◆ **Your instructions**
Print each of the entries exactly, leaving nothing out.

◆ **Extracted entries**

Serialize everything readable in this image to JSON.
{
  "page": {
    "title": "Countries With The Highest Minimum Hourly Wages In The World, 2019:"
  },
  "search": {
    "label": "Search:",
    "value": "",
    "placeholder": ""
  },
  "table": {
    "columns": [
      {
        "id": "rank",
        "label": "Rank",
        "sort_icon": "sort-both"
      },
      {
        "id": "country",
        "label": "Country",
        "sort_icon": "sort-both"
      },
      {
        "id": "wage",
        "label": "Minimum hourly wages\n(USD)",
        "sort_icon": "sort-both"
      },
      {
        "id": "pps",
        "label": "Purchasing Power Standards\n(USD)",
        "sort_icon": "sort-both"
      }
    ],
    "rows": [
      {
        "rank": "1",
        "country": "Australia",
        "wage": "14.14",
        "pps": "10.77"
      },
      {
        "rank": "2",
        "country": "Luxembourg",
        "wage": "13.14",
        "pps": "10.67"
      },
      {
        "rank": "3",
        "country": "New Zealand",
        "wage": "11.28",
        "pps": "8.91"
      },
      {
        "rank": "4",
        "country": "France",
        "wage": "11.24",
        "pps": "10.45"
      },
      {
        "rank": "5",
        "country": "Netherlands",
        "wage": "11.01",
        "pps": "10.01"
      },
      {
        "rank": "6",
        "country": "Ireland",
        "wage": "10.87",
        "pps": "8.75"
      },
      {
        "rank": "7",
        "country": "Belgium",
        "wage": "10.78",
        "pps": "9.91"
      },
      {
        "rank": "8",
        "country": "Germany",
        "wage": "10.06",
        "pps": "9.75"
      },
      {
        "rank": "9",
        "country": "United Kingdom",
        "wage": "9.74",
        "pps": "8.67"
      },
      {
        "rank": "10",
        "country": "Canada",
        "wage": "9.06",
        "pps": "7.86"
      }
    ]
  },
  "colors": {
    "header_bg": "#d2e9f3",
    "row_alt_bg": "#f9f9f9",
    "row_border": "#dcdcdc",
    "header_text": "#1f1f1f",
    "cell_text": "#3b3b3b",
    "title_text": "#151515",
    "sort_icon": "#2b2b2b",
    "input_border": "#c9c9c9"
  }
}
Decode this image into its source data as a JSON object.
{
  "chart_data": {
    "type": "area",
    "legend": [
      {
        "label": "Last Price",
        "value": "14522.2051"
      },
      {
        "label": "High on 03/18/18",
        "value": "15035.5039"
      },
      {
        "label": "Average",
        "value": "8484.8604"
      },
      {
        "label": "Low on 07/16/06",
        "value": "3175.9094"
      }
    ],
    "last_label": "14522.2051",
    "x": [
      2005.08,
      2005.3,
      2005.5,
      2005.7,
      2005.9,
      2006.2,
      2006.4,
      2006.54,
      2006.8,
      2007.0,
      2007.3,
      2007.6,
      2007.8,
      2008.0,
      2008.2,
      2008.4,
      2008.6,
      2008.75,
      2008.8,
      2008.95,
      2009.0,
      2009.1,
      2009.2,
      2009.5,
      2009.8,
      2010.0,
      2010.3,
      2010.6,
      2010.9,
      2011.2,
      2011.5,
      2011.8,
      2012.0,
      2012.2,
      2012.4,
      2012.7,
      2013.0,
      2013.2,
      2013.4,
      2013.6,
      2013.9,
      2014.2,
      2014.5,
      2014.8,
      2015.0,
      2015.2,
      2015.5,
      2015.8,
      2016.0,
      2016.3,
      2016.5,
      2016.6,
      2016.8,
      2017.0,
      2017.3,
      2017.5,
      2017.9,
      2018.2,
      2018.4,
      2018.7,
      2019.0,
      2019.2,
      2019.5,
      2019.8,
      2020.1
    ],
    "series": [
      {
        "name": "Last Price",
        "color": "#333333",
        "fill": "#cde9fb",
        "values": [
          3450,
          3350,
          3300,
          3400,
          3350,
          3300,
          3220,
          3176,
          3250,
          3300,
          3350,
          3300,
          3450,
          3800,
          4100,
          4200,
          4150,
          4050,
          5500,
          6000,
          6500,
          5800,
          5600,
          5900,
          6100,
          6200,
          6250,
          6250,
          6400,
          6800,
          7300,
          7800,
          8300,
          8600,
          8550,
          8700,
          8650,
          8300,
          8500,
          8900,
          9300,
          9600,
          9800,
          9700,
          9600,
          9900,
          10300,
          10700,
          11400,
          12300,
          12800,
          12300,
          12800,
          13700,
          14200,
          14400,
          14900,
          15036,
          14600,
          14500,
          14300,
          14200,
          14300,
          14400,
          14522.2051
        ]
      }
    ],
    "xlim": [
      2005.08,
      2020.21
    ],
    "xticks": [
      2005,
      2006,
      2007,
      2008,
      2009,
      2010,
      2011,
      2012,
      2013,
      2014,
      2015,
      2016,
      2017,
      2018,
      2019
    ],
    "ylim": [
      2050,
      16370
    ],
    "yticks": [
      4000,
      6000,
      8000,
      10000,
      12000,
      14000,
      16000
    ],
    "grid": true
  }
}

◆ **Answer to this problem**
Serialize everything readable in this image to JSON.
{
  "page": {
    "title": "Countries With The Highest Minimum Hourly Wages In The World, 2019:"
  },
  "search": {
    "label": "Search:",
    "value": "",
    "placeholder": ""
  },
  "table": {
    "columns": [
      {
        "id": "rank",
        "label": "Rank",
        "sort_icon": "sort-both"
      },
      {
        "id": "country",
        "label": "Country",
        "sort_icon": "sort-both"
      },
      {
        "id": "wage",
        "label": "Minimum hourly wages\n(USD)",
        "sort_icon": "sort-both"
      },
      {
        "id": "pps",
        "label": "Purchasing Power Standards\n(USD)",
        "sort_icon": "sort-both"
      }
    ],
    "rows": [
      {
        "rank": "1",
        "country": "Australia",
        "wage": "14.14",
        "pps": "10.77"
      },
      {
        "rank": "2",
        "country": "Luxembourg",
        "wage": "13.14",
        "pps": "10.67"
      },
      {
        "rank": "3",
        "country": "New Zealand",
        "wage": "11.28",
        "pps": "8.91"
      },
      {
        "rank": "4",
        "country": "France",
        "wage": "11.24",
        "pps": "10.45"
      },
      {
        "rank": "5",
        "country": "Netherlands",
        "wage": "11.01",
        "pps": "10.01"
      },
      {
        "rank": "6",
        "country": "Ireland",
        "wage": "10.87",
        "pps": "8.75"
      },
      {
        "rank": "7",
        "country": "Belgium",
        "wage": "10.78",
        "pps": "9.91"
      },
      {
        "rank": "8",
        "country": "Germany",
        "wage": "10.06",
        "pps": "9.75"
      },
      {
        "rank": "9",
        "country": "United Kingdom",
        "wage": "9.74",
        "pps": "8.67"
      },
      {
        "rank": "10",
        "country": "Canada",
        "wage": "9.06",
        "pps": "7.86"
      }
    ]
  },
  "colors": {
    "header_bg": "#d2e9f3",
    "row_alt_bg": "#f9f9f9",
    "row_border": "#dcdcdc",
    "header_text": "#1f1f1f",
    "cell_text": "#3b3b3b",
    "title_text": "#151515",
    "sort_icon": "#2b2b2b",
    "input_border": "#c9c9c9"
  }
}
Decode this image into its source data as a JSON object.
{
  "chart_data": {
    "type": "area",
    "legend": [
      {
        "label": "Last Price",
        "value": "14522.2051"
      },
      {
        "label": "High on 03/18/18",
        "value": "15035.5039"
      },
      {
        "label": "Average",
        "value": "8484.8604"
      },
      {
        "label": "Low on 07/16/06",
        "value": "3175.9094"
      }
    ],
    "last_label": "14522.2051",
    "x": [
      2005.08,
      2005.3,
      2005.5,
      2005.7,
      2005.9,
      2006.2,
      2006.4,
      2006.54,
      2006.8,
      2007.0,
      2007.3,
      2007.6,
      2007.8,
      2008.0,
      2008.2,
      2008.4,
      2008.6,
      2008.75,
      2008.8,
      2008.95,
      2009.0,
      2009.1,
      2009.2,
      2009.5,
      2009.8,
      2010.0,
      2010.3,
      2010.6,
      2010.9,
      2011.2,
      2011.5,
      2011.8,
      2012.0,
      2012.2,
      2012.4,
      2012.7,
      2013.0,
      2013.2,
      2013.4,
      2013.6,
      2013.9,
      2014.2,
      2014.5,
      2014.8,
      2015.0,
      2015.2,
      2015.5,
      2015.8,
      2016.0,
      2016.3,
      2016.5,
      2016.6,
      2016.8,
      2017.0,
      2017.3,
      2017.5,
      2017.9,
      2018.2,
      2018.4,
      2018.7,
      2019.0,
      2019.2,
      2019.5,
      2019.8,
      2020.1
    ],
    "series": [
      {
        "name": "Last Price",
        "color": "#333333",
        "fill": "#cde9fb",
        "values": [
          3450,
          3350,
          3300,
          3400,
          3350,
          3300,
          3220,
          3176,
          3250,
          3300,
          3350,
          3300,
          3450,
          3800,
          4100,
          4200,
          4150,
          4050,
          5500,
          6000,
          6500,
          5800,
          5600,
          5900,
          6100,
          6200,
          6250,
          6250,
          6400,
          6800,
          7300,
          7800,
          8300,
          8600,
          8550,
          8700,
          8650,
          8300,
          8500,
          8900,
          9300,
          9600,
          9800,
          9700,
          9600,
          9900,
          10300,
          10700,
          11400,
          12300,
          12800,
          12300,
          12800,
          13700,
          14200,
          14400,
          14900,
          15036,
          14600,
          14500,
          14300,
          14200,
          14300,
          14400,
          14522.2051
        ]
      }
    ],
    "xlim": [
      2005.08,
      2020.21
    ],
    "xticks": [
      2005,
      2006,
      2007,
      2008,
      2009,
      2010,
      2011,
      2012,
      2013,
      2014,
      2015,
      2016,
      2017,
      2018,
      2019
    ],
    "ylim": [
      2050,
      16370
    ],
    "yticks": [
      4000,
      6000,
      8000,
      10000,
      12000,
      14000,
      16000
    ],
    "grid": true
  }
}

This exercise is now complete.